Data extracted from a collection:

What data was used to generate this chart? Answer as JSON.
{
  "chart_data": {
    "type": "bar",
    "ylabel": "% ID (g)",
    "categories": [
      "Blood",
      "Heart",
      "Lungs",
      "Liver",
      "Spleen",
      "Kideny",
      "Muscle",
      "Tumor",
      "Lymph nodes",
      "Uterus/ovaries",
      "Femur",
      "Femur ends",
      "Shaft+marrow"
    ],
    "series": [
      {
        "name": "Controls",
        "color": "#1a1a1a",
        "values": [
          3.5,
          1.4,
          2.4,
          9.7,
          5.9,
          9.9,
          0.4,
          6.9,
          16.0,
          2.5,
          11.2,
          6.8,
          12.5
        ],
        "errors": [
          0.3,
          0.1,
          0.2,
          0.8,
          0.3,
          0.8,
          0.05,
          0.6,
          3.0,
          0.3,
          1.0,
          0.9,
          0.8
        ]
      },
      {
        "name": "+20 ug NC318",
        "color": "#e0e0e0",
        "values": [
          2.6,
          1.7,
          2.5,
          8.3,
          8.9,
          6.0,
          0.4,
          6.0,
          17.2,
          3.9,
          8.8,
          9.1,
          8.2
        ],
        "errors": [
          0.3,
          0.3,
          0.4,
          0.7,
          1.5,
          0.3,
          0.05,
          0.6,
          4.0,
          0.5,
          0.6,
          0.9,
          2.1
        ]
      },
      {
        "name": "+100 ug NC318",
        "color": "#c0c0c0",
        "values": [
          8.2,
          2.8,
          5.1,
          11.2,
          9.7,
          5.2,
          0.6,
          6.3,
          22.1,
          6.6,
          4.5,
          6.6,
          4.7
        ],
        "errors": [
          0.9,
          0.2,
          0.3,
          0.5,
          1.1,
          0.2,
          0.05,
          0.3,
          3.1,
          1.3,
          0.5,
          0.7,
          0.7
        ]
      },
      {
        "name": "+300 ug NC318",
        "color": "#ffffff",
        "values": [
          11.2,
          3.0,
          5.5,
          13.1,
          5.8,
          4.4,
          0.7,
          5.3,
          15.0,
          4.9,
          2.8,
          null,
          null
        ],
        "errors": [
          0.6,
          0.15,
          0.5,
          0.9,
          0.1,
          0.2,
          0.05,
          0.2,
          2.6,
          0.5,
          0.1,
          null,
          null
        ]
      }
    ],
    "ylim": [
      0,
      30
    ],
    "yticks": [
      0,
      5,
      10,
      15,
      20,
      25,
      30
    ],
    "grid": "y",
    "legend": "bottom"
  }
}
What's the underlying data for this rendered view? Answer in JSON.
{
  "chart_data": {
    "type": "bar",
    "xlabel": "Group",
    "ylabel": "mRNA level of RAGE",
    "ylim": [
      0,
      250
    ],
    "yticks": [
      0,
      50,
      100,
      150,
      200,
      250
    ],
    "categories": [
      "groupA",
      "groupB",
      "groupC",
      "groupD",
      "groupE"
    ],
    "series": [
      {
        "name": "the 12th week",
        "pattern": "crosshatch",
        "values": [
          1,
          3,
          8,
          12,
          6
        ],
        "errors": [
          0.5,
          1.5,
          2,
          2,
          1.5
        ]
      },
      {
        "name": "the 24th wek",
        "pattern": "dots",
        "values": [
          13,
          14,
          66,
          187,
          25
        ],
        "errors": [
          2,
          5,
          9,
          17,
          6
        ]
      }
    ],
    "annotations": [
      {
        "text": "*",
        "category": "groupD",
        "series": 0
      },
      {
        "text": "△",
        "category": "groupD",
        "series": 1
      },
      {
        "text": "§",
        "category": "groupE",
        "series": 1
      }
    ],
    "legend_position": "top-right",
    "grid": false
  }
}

About this task:
Where a line in the entries holds "JSON", copy that line.

Expected output:
What data was used to generate this chart? Answer as JSON.
What's the underlying data for this rendered view? Answer in JSON.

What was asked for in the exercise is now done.